§ **SET EXERCISE**: State the number of lines that contain the word "brevstemt", and add nothing else.

* START PROVIDED MATERIAL *

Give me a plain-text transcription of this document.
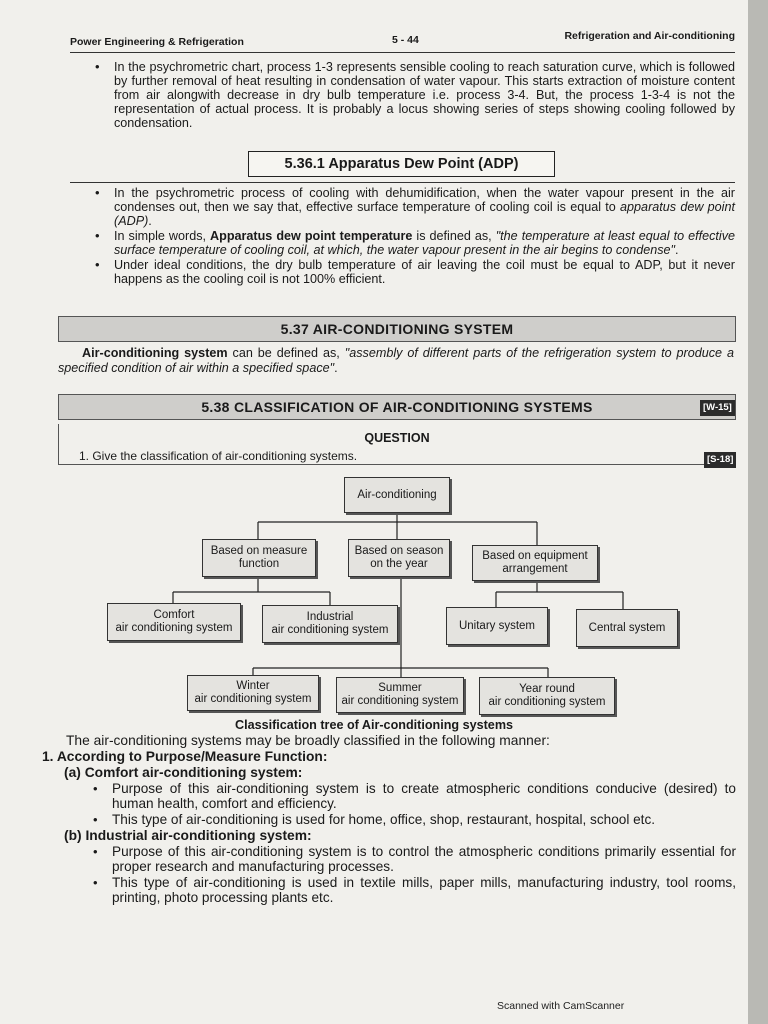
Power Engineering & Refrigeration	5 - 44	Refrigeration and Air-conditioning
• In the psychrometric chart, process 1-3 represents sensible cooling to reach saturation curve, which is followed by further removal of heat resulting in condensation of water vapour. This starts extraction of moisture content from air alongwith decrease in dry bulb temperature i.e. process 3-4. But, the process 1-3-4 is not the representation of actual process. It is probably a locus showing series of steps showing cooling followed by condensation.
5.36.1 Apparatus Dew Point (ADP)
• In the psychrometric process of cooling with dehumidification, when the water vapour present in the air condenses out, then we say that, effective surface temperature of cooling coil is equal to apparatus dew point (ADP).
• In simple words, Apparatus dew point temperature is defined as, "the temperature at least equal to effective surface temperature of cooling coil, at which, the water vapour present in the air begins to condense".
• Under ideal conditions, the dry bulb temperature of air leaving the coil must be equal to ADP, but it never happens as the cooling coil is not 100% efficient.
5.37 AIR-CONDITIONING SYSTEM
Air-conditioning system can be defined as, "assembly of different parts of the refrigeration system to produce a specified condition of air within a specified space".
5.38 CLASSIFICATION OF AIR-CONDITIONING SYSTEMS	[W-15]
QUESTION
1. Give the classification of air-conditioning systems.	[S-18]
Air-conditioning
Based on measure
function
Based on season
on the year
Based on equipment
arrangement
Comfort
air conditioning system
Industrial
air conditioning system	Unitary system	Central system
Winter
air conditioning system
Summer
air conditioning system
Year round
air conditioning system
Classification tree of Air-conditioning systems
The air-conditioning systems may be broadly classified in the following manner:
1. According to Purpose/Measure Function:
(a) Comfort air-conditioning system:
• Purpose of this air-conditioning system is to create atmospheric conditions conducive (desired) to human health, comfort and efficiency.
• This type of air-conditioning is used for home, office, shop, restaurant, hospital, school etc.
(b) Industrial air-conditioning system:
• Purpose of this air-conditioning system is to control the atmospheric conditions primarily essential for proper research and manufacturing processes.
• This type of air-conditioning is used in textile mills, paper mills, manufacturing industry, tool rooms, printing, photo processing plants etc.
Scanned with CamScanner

* END PROVIDED MATERIAL *
* START PROVIDED MATERIAL *

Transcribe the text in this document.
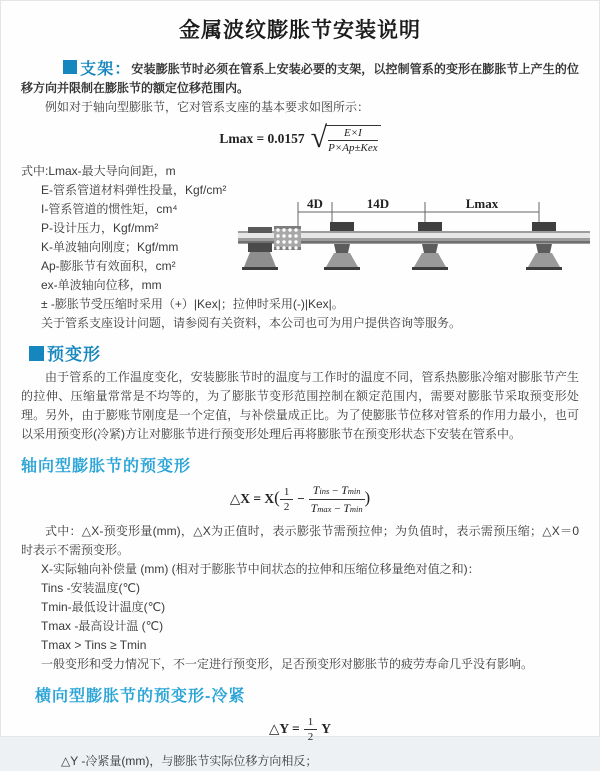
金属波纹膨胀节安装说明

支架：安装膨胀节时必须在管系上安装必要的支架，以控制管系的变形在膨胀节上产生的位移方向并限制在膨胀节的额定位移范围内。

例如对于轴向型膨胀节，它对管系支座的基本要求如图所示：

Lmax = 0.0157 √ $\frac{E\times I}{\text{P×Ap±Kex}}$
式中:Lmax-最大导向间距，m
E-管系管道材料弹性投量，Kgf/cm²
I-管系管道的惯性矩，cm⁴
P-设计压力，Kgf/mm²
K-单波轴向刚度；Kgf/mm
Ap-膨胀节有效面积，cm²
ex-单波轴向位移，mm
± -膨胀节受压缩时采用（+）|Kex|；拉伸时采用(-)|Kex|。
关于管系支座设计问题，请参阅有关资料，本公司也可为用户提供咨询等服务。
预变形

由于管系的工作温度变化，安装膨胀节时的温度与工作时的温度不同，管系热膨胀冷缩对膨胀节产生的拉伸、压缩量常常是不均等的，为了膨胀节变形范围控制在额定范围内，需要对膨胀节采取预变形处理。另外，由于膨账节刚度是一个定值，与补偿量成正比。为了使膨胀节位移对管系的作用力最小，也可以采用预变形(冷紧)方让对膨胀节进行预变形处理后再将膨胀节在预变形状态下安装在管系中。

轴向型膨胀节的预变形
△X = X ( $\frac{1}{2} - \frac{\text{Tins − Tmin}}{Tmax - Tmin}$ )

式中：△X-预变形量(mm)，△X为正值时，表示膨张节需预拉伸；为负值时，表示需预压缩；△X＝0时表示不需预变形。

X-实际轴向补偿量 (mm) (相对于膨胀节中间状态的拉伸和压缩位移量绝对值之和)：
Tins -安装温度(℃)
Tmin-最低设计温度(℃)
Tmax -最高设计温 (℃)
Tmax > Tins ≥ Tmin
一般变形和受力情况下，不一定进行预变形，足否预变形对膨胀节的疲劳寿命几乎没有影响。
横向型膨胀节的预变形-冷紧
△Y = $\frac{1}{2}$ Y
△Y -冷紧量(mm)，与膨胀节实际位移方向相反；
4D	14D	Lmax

* END PROVIDED MATERIAL *
* START PROVIDED MATERIAL *

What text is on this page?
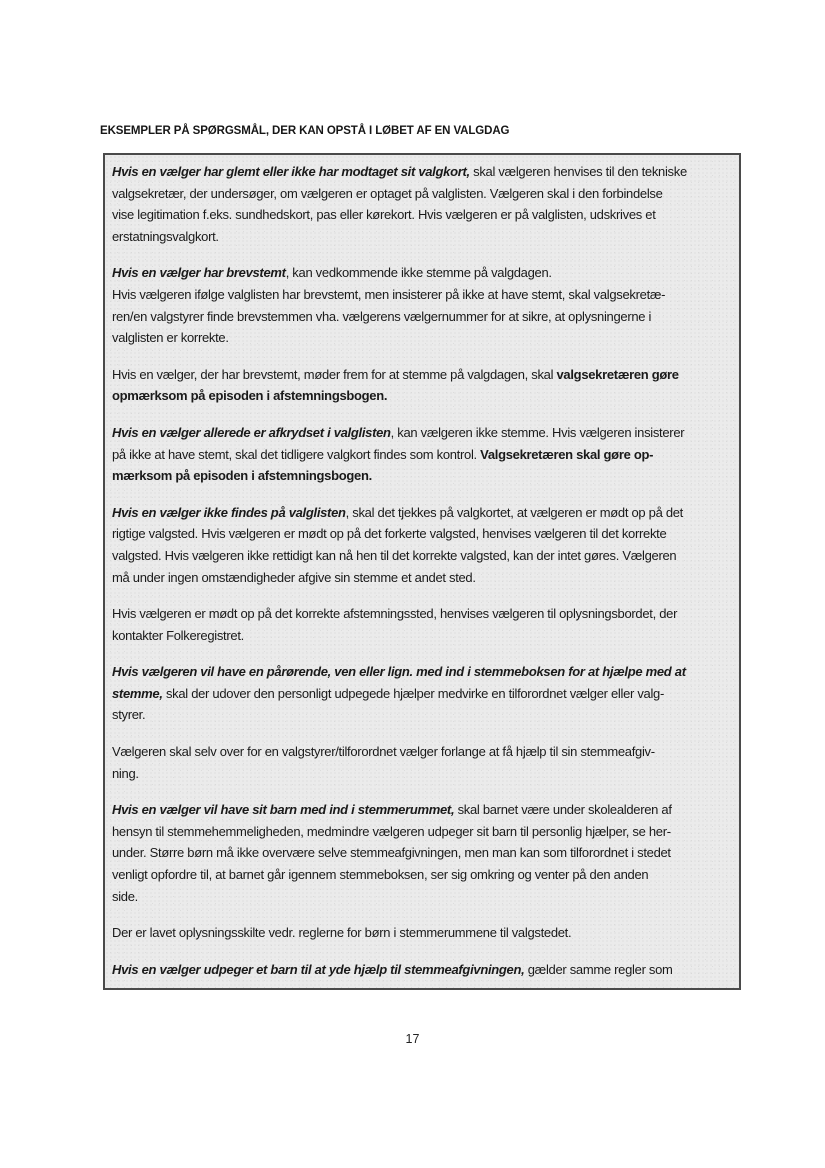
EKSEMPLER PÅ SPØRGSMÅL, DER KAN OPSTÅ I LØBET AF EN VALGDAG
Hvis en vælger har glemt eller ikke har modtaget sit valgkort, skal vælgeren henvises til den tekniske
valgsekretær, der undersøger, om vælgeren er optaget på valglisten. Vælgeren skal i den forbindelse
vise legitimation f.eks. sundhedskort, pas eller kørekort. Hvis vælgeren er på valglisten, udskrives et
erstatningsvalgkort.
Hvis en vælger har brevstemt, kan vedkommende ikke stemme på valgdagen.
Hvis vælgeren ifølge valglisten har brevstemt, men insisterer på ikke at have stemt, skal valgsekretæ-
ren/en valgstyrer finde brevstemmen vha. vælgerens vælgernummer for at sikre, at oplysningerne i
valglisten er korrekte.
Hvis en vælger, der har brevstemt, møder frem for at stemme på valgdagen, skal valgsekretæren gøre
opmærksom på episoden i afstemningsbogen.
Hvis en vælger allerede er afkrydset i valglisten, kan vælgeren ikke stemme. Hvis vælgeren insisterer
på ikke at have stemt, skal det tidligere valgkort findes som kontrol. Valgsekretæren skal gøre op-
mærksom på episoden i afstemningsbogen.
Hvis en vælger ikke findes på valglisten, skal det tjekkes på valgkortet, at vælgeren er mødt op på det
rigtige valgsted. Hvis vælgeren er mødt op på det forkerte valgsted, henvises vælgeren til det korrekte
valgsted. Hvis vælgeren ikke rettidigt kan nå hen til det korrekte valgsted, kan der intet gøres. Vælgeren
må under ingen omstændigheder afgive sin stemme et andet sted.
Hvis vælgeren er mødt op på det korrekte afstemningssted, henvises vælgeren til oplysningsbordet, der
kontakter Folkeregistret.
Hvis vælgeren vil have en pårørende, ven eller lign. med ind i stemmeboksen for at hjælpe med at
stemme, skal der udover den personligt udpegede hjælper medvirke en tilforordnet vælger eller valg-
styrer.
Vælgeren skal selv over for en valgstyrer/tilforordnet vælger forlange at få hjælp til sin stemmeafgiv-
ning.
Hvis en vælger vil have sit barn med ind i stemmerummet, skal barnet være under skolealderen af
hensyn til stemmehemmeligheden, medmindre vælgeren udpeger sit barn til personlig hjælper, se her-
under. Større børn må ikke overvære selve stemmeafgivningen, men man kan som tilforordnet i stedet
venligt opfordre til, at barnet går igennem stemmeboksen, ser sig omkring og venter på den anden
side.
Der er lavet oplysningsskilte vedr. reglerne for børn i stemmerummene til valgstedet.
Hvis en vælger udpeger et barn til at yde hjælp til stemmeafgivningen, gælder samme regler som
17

* END PROVIDED MATERIAL *

§ **RESPONSE FOR THIS EXERCISE**: 3